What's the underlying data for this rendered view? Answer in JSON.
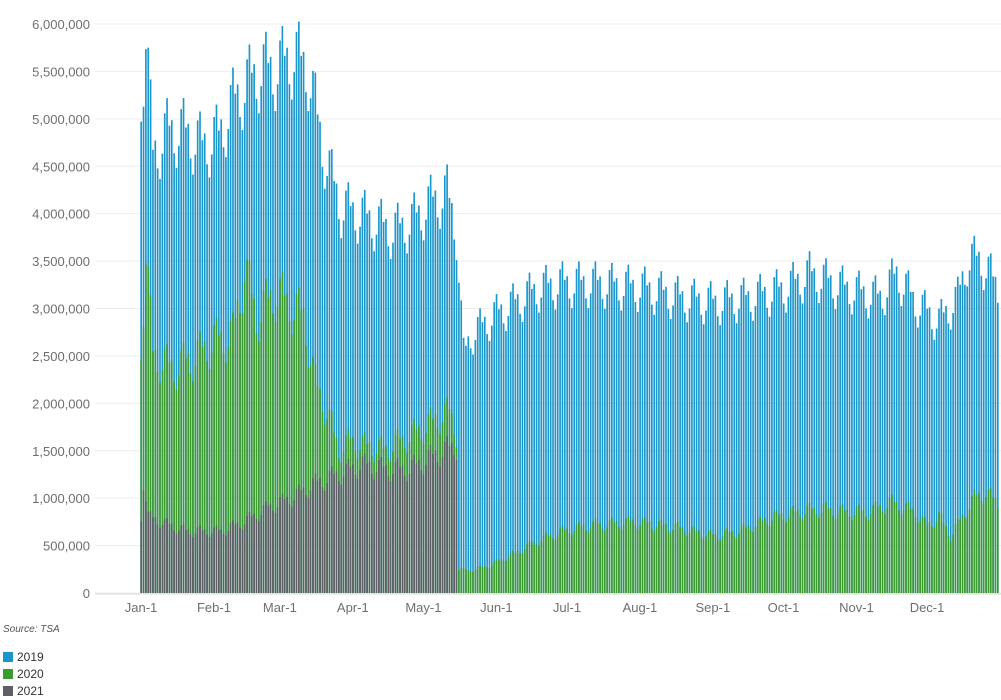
{
  "source": "Source: TSA",
  "colors": {
    "2019": "#1a96cb",
    "2020": "#3d9a2e",
    "2021": "#5e5e66"
  },
  "chart_data": {
    "type": "bar",
    "stacking": "overlaid",
    "xlabel": "",
    "ylabel": "",
    "ylim": [
      0,
      6000000
    ],
    "y_ticks": [
      0,
      500000,
      1000000,
      1500000,
      2000000,
      2500000,
      3000000,
      3500000,
      4000000,
      4500000,
      5000000,
      5500000,
      6000000
    ],
    "y_tick_labels": [
      "0",
      "500,000",
      "1,000,000",
      "1,500,000",
      "2,000,000",
      "2,500,000",
      "3,000,000",
      "3,500,000",
      "4,000,000",
      "4,500,000",
      "5,000,000",
      "5,500,000",
      "6,000,000"
    ],
    "x_ticks": [
      {
        "label": "Jan-1",
        "day": 1
      },
      {
        "label": "Feb-1",
        "day": 32
      },
      {
        "label": "Mar-1",
        "day": 60
      },
      {
        "label": "Apr-1",
        "day": 91
      },
      {
        "label": "May-1",
        "day": 121
      },
      {
        "label": "Jun-1",
        "day": 152
      },
      {
        "label": "Jul-1",
        "day": 182
      },
      {
        "label": "Aug-1",
        "day": 213
      },
      {
        "label": "Sep-1",
        "day": 244
      },
      {
        "label": "Oct-1",
        "day": 274
      },
      {
        "label": "Nov-1",
        "day": 305
      },
      {
        "label": "Dec-1",
        "day": 335
      }
    ],
    "grid": true,
    "legend_position": "bottom-left",
    "series": [
      {
        "name": "2019",
        "color": "#1a96cb",
        "anchors": [
          [
            1,
            5200000
          ],
          [
            3,
            5900000
          ],
          [
            6,
            4600000
          ],
          [
            12,
            4850000
          ],
          [
            19,
            4850000
          ],
          [
            27,
            4700000
          ],
          [
            34,
            4800000
          ],
          [
            40,
            5150000
          ],
          [
            46,
            5350000
          ],
          [
            52,
            5500000
          ],
          [
            58,
            5500000
          ],
          [
            66,
            5650000
          ],
          [
            72,
            5500000
          ],
          [
            78,
            4700000
          ],
          [
            82,
            4350000
          ],
          [
            86,
            4050000
          ],
          [
            92,
            4000000
          ],
          [
            100,
            3900000
          ],
          [
            108,
            3800000
          ],
          [
            116,
            3900000
          ],
          [
            124,
            4100000
          ],
          [
            131,
            4200000
          ],
          [
            135,
            3800000
          ],
          [
            138,
            2500000
          ],
          [
            141,
            2700000
          ],
          [
            150,
            2900000
          ],
          [
            160,
            3050000
          ],
          [
            170,
            3200000
          ],
          [
            180,
            3250000
          ],
          [
            195,
            3250000
          ],
          [
            215,
            3200000
          ],
          [
            230,
            3100000
          ],
          [
            245,
            3050000
          ],
          [
            260,
            3100000
          ],
          [
            275,
            3200000
          ],
          [
            285,
            3350000
          ],
          [
            300,
            3200000
          ],
          [
            315,
            3100000
          ],
          [
            322,
            3350000
          ],
          [
            330,
            3050000
          ],
          [
            340,
            2850000
          ],
          [
            348,
            3100000
          ],
          [
            352,
            3500000
          ],
          [
            358,
            3500000
          ],
          [
            365,
            3200000
          ]
        ],
        "weekly_amplitude": 0.08
      },
      {
        "name": "2020",
        "color": "#3d9a2e",
        "anchors": [
          [
            1,
            2600000
          ],
          [
            3,
            3600000
          ],
          [
            6,
            2500000
          ],
          [
            15,
            2350000
          ],
          [
            25,
            2500000
          ],
          [
            32,
            2650000
          ],
          [
            40,
            2700000
          ],
          [
            45,
            3400000
          ],
          [
            50,
            2900000
          ],
          [
            58,
            3150000
          ],
          [
            63,
            3050000
          ],
          [
            70,
            2900000
          ],
          [
            75,
            2200000
          ],
          [
            80,
            1900000
          ],
          [
            85,
            1500000
          ],
          [
            90,
            1600000
          ],
          [
            95,
            1550000
          ],
          [
            105,
            1500000
          ],
          [
            115,
            1650000
          ],
          [
            122,
            1750000
          ],
          [
            128,
            1850000
          ],
          [
            132,
            1900000
          ],
          [
            135,
            1700000
          ],
          [
            136,
            250000
          ],
          [
            140,
            240000
          ],
          [
            145,
            260000
          ],
          [
            150,
            300000
          ],
          [
            160,
            420000
          ],
          [
            170,
            550000
          ],
          [
            180,
            650000
          ],
          [
            190,
            700000
          ],
          [
            210,
            750000
          ],
          [
            230,
            680000
          ],
          [
            245,
            600000
          ],
          [
            255,
            650000
          ],
          [
            270,
            800000
          ],
          [
            280,
            850000
          ],
          [
            290,
            880000
          ],
          [
            300,
            850000
          ],
          [
            310,
            850000
          ],
          [
            320,
            950000
          ],
          [
            330,
            850000
          ],
          [
            335,
            700000
          ],
          [
            340,
            800000
          ],
          [
            345,
            600000
          ],
          [
            350,
            800000
          ],
          [
            355,
            1000000
          ],
          [
            360,
            1050000
          ],
          [
            365,
            950000
          ]
        ],
        "weekly_amplitude": 0.1
      },
      {
        "name": "2021",
        "color": "#5e5e66",
        "anchors": [
          [
            1,
            800000
          ],
          [
            2,
            1200000
          ],
          [
            4,
            800000
          ],
          [
            20,
            650000
          ],
          [
            35,
            650000
          ],
          [
            45,
            750000
          ],
          [
            55,
            900000
          ],
          [
            65,
            1000000
          ],
          [
            75,
            1150000
          ],
          [
            85,
            1250000
          ],
          [
            95,
            1350000
          ],
          [
            105,
            1300000
          ],
          [
            115,
            1300000
          ],
          [
            122,
            1400000
          ],
          [
            130,
            1500000
          ],
          [
            135,
            1550000
          ]
        ],
        "weekly_amplitude": 0.1
      }
    ]
  }
}
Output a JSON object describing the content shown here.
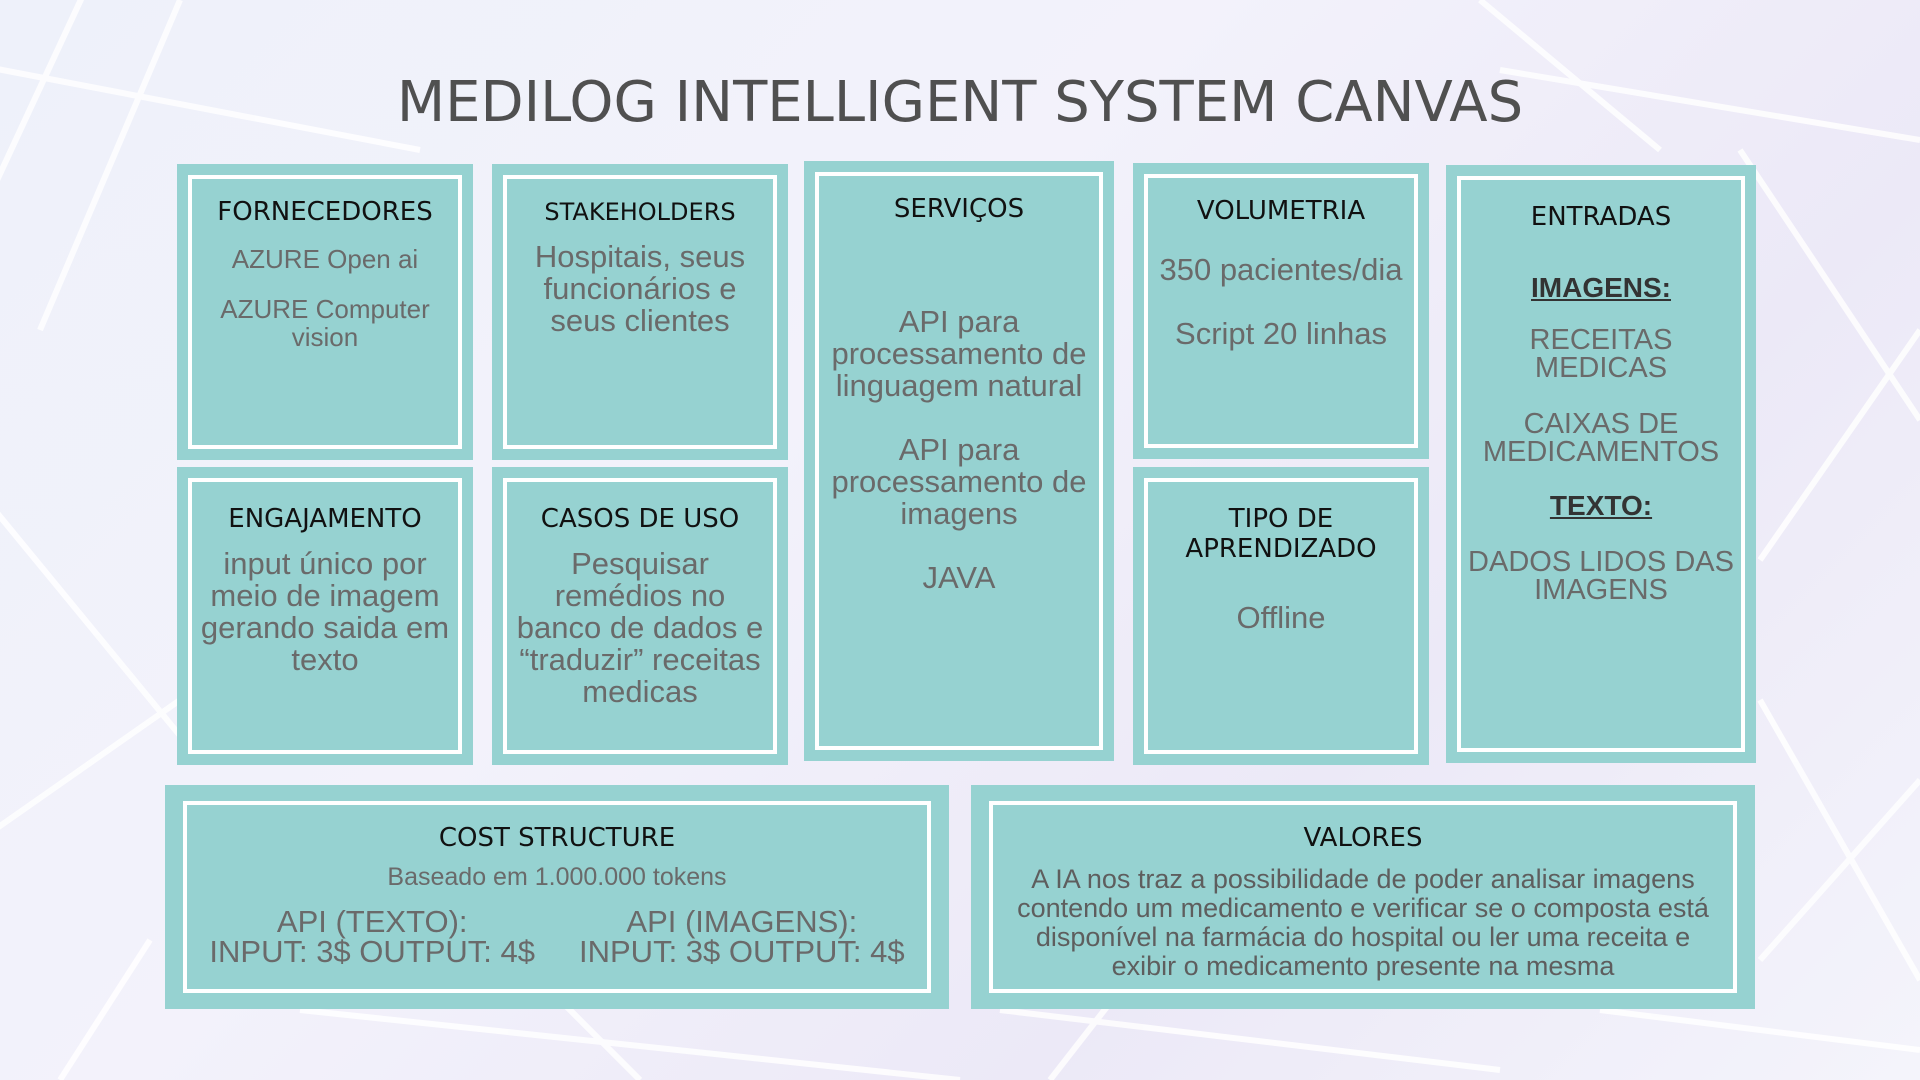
{
  "title": "MEDILOG INTELLIGENT SYSTEM CANVAS",
  "colors": {
    "box_fill": "#96d2d1",
    "box_border": "#ffffff",
    "body_text": "#6a6a6a",
    "heading_text": "#111111",
    "title_text": "#505050"
  },
  "fornecedores": {
    "heading": "FORNECEDORES",
    "items": [
      "AZURE Open ai",
      "AZURE Computer vision"
    ]
  },
  "stakeholders": {
    "heading": "STAKEHOLDERS",
    "text": "Hospitais, seus funcionários e seus clientes"
  },
  "servicos": {
    "heading": "SERVIÇOS",
    "items": [
      "API para processamento de linguagem natural",
      "API para processamento de imagens",
      "JAVA"
    ]
  },
  "volumetria": {
    "heading": "VOLUMETRIA",
    "items": [
      "350 pacientes/dia",
      "Script 20 linhas"
    ]
  },
  "entradas": {
    "heading": "ENTRADAS",
    "imagens_label": "IMAGENS:",
    "imagens_items": [
      "RECEITAS MEDICAS",
      "CAIXAS DE MEDICAMENTOS"
    ],
    "texto_label": "TEXTO:",
    "texto_items": [
      "DADOS LIDOS DAS IMAGENS"
    ]
  },
  "engajamento": {
    "heading": "ENGAJAMENTO",
    "text": "input único por meio de imagem gerando saida em texto"
  },
  "casos_de_uso": {
    "heading": "CASOS DE USO",
    "text": "Pesquisar remédios no banco de dados e “traduzir” receitas medicas"
  },
  "tipo_aprendizado": {
    "heading": "TIPO DE APRENDIZADO",
    "text": "Offline"
  },
  "cost_structure": {
    "heading": "COST STRUCTURE",
    "subtitle": "Baseado em 1.000.000 tokens",
    "texto_label": "API (TEXTO):",
    "texto_prices": "INPUT: 3$ OUTPUT: 4$",
    "imagens_label": "API (IMAGENS):",
    "imagens_prices": "INPUT: 3$ OUTPUT: 4$"
  },
  "valores": {
    "heading": "VALORES",
    "text": "A IA nos traz a possibilidade de poder analisar imagens contendo um medicamento e verificar se o composta está disponível na farmácia do hospital ou ler uma receita e exibir o medicamento presente na mesma"
  }
}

— Job —
Copy out each line of the records where the string "para" appears.

— Result for this task —
      "API para processamento de linguagem natural",
      "API para processamento de imagens",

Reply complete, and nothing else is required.